Data excerpts>
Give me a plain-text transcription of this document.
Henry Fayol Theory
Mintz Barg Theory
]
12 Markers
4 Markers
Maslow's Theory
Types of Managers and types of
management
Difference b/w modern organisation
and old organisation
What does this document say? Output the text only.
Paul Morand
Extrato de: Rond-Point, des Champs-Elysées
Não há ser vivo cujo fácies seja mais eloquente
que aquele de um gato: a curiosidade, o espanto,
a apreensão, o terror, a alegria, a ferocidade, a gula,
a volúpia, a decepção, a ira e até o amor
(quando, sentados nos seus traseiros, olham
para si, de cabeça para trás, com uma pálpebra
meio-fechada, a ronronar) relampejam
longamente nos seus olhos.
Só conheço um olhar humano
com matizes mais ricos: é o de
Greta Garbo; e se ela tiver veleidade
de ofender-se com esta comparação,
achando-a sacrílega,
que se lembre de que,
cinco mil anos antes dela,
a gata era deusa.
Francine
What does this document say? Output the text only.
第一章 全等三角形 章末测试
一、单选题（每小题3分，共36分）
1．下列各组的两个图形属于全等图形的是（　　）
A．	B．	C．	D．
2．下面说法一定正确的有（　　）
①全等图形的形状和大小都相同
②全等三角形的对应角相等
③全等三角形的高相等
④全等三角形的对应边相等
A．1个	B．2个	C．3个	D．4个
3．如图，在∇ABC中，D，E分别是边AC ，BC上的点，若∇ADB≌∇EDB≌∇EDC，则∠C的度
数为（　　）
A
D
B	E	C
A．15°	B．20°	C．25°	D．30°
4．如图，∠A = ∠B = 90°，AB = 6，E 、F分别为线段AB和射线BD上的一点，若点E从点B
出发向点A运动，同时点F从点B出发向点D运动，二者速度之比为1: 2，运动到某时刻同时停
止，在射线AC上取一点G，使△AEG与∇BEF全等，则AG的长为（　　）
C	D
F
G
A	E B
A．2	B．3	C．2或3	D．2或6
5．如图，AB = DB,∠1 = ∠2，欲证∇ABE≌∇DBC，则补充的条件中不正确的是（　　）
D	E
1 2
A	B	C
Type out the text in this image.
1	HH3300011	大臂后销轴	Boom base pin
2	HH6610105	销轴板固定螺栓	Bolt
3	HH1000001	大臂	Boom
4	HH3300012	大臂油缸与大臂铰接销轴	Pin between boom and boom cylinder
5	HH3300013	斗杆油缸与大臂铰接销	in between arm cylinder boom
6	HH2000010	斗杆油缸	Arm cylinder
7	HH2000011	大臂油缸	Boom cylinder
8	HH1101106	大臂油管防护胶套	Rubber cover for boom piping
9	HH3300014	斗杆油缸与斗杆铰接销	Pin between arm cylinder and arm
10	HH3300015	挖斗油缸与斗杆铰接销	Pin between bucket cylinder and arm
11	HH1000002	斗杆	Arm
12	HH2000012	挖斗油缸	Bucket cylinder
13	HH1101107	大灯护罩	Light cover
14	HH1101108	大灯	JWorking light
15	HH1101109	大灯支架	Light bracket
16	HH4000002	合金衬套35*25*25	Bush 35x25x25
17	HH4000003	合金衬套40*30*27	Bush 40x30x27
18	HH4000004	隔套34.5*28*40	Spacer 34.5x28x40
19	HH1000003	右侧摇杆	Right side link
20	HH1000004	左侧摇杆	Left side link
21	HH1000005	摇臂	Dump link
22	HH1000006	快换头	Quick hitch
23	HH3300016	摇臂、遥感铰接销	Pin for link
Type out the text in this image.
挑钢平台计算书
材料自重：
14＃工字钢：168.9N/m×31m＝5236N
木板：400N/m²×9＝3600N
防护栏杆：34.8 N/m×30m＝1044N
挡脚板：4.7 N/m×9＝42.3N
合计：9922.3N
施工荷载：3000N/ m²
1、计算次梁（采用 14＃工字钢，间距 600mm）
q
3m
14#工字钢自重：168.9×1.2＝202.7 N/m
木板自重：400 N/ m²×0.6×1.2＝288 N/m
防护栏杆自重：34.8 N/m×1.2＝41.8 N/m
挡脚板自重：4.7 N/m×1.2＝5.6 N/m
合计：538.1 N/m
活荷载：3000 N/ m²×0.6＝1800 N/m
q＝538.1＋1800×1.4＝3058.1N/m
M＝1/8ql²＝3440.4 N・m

What is asked> From the records above, extract every entry verbatim.

Exercise response>
Give me a plain-text transcription of this document.
Henry Fayol Theory
Mintz Barg Theory
]
12 Markers
4 Markers
Maslow's Theory
Types of Managers and types of
management
Difference b/w modern organisation
and old organisation
What does this document say? Output the text only.
Paul Morand
Extrato de: Rond-Point, des Champs-Elysées
Não há ser vivo cujo fácies seja mais eloquente
que aquele de um gato: a curiosidade, o espanto,
a apreensão, o terror, a alegria, a ferocidade, a gula,
a volúpia, a decepção, a ira e até o amor
(quando, sentados nos seus traseiros, olham
para si, de cabeça para trás, com uma pálpebra
meio-fechada, a ronronar) relampejam
longamente nos seus olhos.
Só conheço um olhar humano
com matizes mais ricos: é o de
Greta Garbo; e se ela tiver veleidade
de ofender-se com esta comparação,
achando-a sacrílega,
que se lembre de que,
cinco mil anos antes dela,
a gata era deusa.
Francine
What does this document say? Output the text only.
第一章 全等三角形 章末测试
一、单选题（每小题3分，共36分）
1．下列各组的两个图形属于全等图形的是（　　）
A．	B．	C．	D．
2．下面说法一定正确的有（　　）
①全等图形的形状和大小都相同
②全等三角形的对应角相等
③全等三角形的高相等
④全等三角形的对应边相等
A．1个	B．2个	C．3个	D．4个
3．如图，在∇ABC中，D，E分别是边AC ，BC上的点，若∇ADB≌∇EDB≌∇EDC，则∠C的度
数为（　　）
A
D
B	E	C
A．15°	B．20°	C．25°	D．30°
4．如图，∠A = ∠B = 90°，AB = 6，E 、F分别为线段AB和射线BD上的一点，若点E从点B
出发向点A运动，同时点F从点B出发向点D运动，二者速度之比为1: 2，运动到某时刻同时停
止，在射线AC上取一点G，使△AEG与∇BEF全等，则AG的长为（　　）
C	D
F
G
A	E B
A．2	B．3	C．2或3	D．2或6
5．如图，AB = DB,∠1 = ∠2，欲证∇ABE≌∇DBC，则补充的条件中不正确的是（　　）
D	E
1 2
A	B	C
Type out the text in this image.
1	HH3300011	大臂后销轴	Boom base pin
2	HH6610105	销轴板固定螺栓	Bolt
3	HH1000001	大臂	Boom
4	HH3300012	大臂油缸与大臂铰接销轴	Pin between boom and boom cylinder
5	HH3300013	斗杆油缸与大臂铰接销	in between arm cylinder boom
6	HH2000010	斗杆油缸	Arm cylinder
7	HH2000011	大臂油缸	Boom cylinder
8	HH1101106	大臂油管防护胶套	Rubber cover for boom piping
9	HH3300014	斗杆油缸与斗杆铰接销	Pin between arm cylinder and arm
10	HH3300015	挖斗油缸与斗杆铰接销	Pin between bucket cylinder and arm
11	HH1000002	斗杆	Arm
12	HH2000012	挖斗油缸	Bucket cylinder
13	HH1101107	大灯护罩	Light cover
14	HH1101108	大灯	JWorking light
15	HH1101109	大灯支架	Light bracket
16	HH4000002	合金衬套35*25*25	Bush 35x25x25
17	HH4000003	合金衬套40*30*27	Bush 40x30x27
18	HH4000004	隔套34.5*28*40	Spacer 34.5x28x40
19	HH1000003	右侧摇杆	Right side link
20	HH1000004	左侧摇杆	Left side link
21	HH1000005	摇臂	Dump link
22	HH1000006	快换头	Quick hitch
23	HH3300016	摇臂、遥感铰接销	Pin for link
Type out the text in this image.
挑钢平台计算书
材料自重：
14＃工字钢：168.9N/m×31m＝5236N
木板：400N/m²×9＝3600N
防护栏杆：34.8 N/m×30m＝1044N
挡脚板：4.7 N/m×9＝42.3N
合计：9922.3N
施工荷载：3000N/ m²
1、计算次梁（采用 14＃工字钢，间距 600mm）
q
3m
14#工字钢自重：168.9×1.2＝202.7 N/m
木板自重：400 N/ m²×0.6×1.2＝288 N/m
防护栏杆自重：34.8 N/m×1.2＝41.8 N/m
挡脚板自重：4.7 N/m×1.2＝5.6 N/m
合计：538.1 N/m
活荷载：3000 N/ m²×0.6＝1800 N/m
q＝538.1＋1800×1.4＝3058.1N/m
M＝1/8ql²＝3440.4 N・m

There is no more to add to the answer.